* **THE EXERCISE**
Which lines have the string "项目管理"? Copy all of them from the entries below.

* **TASK INPUT**
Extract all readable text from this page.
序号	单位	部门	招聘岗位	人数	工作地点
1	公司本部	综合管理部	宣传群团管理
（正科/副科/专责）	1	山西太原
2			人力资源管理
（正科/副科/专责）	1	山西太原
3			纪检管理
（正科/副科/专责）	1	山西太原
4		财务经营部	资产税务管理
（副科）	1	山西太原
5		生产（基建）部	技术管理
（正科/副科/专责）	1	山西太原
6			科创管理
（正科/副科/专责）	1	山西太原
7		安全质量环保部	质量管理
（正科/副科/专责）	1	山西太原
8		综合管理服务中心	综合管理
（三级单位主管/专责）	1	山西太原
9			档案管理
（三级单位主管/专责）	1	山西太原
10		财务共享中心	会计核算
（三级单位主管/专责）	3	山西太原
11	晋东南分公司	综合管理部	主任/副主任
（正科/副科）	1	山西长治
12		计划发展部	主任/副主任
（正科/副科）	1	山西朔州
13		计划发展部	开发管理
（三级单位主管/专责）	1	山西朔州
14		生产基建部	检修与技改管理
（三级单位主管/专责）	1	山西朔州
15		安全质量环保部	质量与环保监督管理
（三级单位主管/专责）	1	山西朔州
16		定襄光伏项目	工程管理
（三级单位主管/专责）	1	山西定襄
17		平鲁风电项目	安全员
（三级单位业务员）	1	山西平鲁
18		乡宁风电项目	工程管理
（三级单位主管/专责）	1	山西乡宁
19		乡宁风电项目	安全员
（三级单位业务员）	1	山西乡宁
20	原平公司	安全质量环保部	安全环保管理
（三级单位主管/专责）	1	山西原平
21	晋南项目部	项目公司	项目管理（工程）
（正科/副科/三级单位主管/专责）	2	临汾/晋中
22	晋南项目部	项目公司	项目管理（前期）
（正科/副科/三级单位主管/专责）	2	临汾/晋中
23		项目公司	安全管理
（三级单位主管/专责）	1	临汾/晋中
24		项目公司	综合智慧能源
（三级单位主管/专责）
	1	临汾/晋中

* **SOLUTION TO THIS PROBLEM**
21	晋南项目部	项目公司	项目管理（工程）
22	晋南项目部	项目公司	项目管理（前期）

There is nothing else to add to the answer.